What to do: Make an exact copy of the lines below.

Items listed in a dataset:
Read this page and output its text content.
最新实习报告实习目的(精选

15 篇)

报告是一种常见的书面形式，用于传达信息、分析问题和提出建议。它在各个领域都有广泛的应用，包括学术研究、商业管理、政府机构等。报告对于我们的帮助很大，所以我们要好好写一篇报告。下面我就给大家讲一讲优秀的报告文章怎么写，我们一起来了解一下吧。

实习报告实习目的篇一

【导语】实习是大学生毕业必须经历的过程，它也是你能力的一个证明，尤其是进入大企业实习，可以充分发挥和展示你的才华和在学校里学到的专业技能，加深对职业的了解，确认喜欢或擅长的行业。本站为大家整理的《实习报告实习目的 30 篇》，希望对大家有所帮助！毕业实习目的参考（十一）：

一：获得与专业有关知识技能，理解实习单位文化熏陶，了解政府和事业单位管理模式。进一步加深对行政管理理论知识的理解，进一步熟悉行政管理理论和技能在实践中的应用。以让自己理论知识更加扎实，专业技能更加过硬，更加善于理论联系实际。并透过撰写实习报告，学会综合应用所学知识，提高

Final result:
Read this page and output its text content.
最新实习报告实习目的(精选

15 篇)

报告是一种常见的书面形式，用于传达信息、分析问题和提出建议。它在各个领域都有广泛的应用，包括学术研究、商业管理、政府机构等。报告对于我们的帮助很大，所以我们要好好写一篇报告。下面我就给大家讲一讲优秀的报告文章怎么写，我们一起来了解一下吧。

实习报告实习目的篇一

【导语】实习是大学生毕业必须经历的过程，它也是你能力的一个证明，尤其是进入大企业实习，可以充分发挥和展示你的才华和在学校里学到的专业技能，加深对职业的了解，确认喜欢或擅长的行业。本站为大家整理的《实习报告实习目的 30 篇》，希望对大家有所帮助！毕业实习目的参考（十一）：

一：获得与专业有关知识技能，理解实习单位文化熏陶，了解政府和事业单位管理模式。进一步加深对行政管理理论知识的理解，进一步熟悉行政管理理论和技能在实践中的应用。以让自己理论知识更加扎实，专业技能更加过硬，更加善于理论联系实际。并透过撰写实习报告，学会综合应用所学知识，提高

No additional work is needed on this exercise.